**Text**
--- Begin ---

Hmm... is there no documentation? :)
Comment 44 kernelbugs 2008-04-19 15:46:06 UTC
Created attachment 15822 [details]
Kernel message log, 2.6.24.4, with printks added

The printk lines specified in comment #42 are prefixed with "TULIP DEBUG:". This log is from a boot, hibernate, resume, and hibernate again cycle; the crash occurs on the second hibernate, so you can see what gets called before it crashes (assuming the functions all make it to their printks before crashing, which is not necessarily a safe assumption).
Comment 45 kernelbugs 2008-04-19 16:31:12 UTC
(In reply to comment #43)
> I didn't try another time to see if this also eliminated the crash, although
> I
> guess I should; if it did still crash with this change, that would also be
> revealing.

I've now tried a few more times with the shortened version of tulip_resume, and it hasn't crashed. (The standard 2.6.24.4 version crashes almost every time after the first hibernate/resume cycle.) But, as mentioned, the interface also doesn't come back up, so something isn't completely right with that change, and the printks only report tulip_close being called before the first hibernate, with no tulip_open or tulip_close thereafter, even after multiple cycles, only tulip_suspend and tulip_resume. The interface still shows up in ifconfig -a, but doesn't seem to be configurable after a hibernate.

As a possibly useful explanatory note: I believe the tulip_open and tulip_close calls seen in the printk log are caused by the user-space dhclient bringing the interface up and down, not by an in-kernel part of the suspend process.
Comment 46 kernelbugs 2008-04-19 17:50:33 UTC
(In reply to comment #42)
> If I am correct, it means the tulip_suspend() and tulip_resume() are not
> symetrical (code assumed they were).  But I'll remind that I don't know
> suspend/resume code path or what's expected from the NIC drivers for that to
> work.

--- End ---

**Extracted data**
--- Begin ---

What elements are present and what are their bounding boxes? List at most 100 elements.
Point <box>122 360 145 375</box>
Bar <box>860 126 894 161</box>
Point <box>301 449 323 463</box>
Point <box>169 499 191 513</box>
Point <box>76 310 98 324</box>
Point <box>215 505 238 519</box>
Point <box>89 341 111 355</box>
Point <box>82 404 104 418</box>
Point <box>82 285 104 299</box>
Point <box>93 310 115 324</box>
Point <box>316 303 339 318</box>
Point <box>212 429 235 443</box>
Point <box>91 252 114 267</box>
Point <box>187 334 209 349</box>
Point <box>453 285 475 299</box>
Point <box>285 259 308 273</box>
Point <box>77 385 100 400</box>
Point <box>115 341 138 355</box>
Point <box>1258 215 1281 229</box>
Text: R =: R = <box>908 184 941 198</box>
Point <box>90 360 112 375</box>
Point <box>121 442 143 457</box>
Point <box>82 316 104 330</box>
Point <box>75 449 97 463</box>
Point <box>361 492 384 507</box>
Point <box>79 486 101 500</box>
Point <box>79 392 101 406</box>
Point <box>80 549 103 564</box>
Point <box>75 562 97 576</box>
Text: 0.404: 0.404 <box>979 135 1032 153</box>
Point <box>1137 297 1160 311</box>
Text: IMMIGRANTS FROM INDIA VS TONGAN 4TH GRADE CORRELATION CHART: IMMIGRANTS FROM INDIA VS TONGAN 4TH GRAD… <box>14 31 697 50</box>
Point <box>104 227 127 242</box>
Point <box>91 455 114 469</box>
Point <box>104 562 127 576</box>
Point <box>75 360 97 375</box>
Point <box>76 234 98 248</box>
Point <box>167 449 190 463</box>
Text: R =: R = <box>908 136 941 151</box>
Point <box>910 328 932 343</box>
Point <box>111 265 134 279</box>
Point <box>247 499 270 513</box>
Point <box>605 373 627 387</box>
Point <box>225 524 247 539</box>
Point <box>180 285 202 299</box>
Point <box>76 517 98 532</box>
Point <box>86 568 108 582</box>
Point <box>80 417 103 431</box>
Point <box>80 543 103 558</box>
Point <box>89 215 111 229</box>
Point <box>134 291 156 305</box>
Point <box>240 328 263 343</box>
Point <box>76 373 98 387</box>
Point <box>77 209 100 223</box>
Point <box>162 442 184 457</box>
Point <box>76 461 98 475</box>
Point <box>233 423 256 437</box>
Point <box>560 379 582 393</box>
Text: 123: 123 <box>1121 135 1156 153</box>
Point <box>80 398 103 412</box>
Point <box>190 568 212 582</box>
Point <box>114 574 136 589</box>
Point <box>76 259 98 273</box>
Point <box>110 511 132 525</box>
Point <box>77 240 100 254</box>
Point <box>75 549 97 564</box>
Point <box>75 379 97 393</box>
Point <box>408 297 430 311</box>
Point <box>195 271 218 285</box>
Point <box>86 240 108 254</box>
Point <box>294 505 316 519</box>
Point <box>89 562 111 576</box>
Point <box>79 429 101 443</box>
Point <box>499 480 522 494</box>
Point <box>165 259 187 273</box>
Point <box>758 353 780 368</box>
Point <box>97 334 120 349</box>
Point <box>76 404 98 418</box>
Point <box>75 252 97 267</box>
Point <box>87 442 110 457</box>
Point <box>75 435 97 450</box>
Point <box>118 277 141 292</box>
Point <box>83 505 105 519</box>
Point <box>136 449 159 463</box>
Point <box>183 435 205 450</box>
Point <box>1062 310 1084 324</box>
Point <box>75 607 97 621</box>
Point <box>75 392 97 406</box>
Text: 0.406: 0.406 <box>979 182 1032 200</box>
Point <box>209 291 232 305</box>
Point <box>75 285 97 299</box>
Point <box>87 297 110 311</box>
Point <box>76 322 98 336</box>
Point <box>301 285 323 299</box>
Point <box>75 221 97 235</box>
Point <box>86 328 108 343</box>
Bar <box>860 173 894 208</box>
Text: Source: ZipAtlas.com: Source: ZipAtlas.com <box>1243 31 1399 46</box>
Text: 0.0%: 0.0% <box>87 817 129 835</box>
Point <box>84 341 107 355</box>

--- End ---

**Aim of the exercise**
Continue the bug thread about the tulip driver crashing on hibernate, starting right after its last line.

**Written reply**
Some guessing based on a cursory inspection of what a few other drivers (eepro100.c, r8169.c, typhoon.c, via-velocity.c) do suggested the patch below, which hasn't crashed yet (after about 10 hibernate/resume cycles) and brings the interface back on resume. I have no idea whether it is actually correct; probably you know more about the semantics of netif_running. (typhoon.c in particular contains a couple comments of the form "If we're down, resume when upped" and "If we're down, we're already suspended.")

--- tulip_core.c.standard       2008-03-31 18:57:39.000000000 -0400
+++ tulip_core.c        2008-04-19 20:26:37.000000000 -0400
@@ -1733,12 +1733,15 @@
        if (!dev)
                return -EINVAL;

-       if (netif_running(dev))
-               tulip_down(dev);
+    if (!netif_running(dev))
+        goto finish;
+
+    tulip_down(dev);

        netif_device_detach(dev);
        free_irq(dev->irq, dev);

+finish:
        pci_save_state(pdev);
        pci_disable_device(pdev);
        pci_set_power_state(pdev, pci_choose_state(pdev, state));
@@ -1763,6 +1766,9 @@
                return retval;
        }

+    if (!netif_running(dev))
+        return 0;
+
        if ((retval = request_irq(dev->irq, &tulip_interrupt, IRQF_SHARED, dev->name, dev))) {
                printk (KERN_ERR "tulip: request_irq failed in resume\n");
                return retval;
Comment 47 Anonymous Emailer 2008-04-21 02:28:45 UTC
Reply-To: pavel@ucw.cz

On Sat 2008-04-19 17:50:34, bugme-daemon@bugzilla.kernel.org wrote:
> http://bugzilla.kernel.org/show_bug.cgi?id=8952
> 
> 
> 
> 
> 
> ------- Comment #46 from kernelbugs@tap.homeip.net  2008-04-19 17:50 -------
> (In reply to comment #42)
> > If I am correct, it means the tulip_suspend() and tulip_resume() are not
> > symetrical (code assumed they were).  But I'll remind that I don't know
> > suspend/resume code path or what's expected from the NIC drivers for that
> to
> > work.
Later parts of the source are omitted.